- Exercise input
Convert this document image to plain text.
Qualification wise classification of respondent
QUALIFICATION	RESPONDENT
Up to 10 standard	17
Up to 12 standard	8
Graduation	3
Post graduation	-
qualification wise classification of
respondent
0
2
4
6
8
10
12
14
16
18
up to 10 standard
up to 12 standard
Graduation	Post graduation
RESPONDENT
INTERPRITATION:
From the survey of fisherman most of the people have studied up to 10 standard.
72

- What the task requires
Copy each line of the listing that contains the string "Post".

- Final result
Post graduation	-
Graduation	Post graduation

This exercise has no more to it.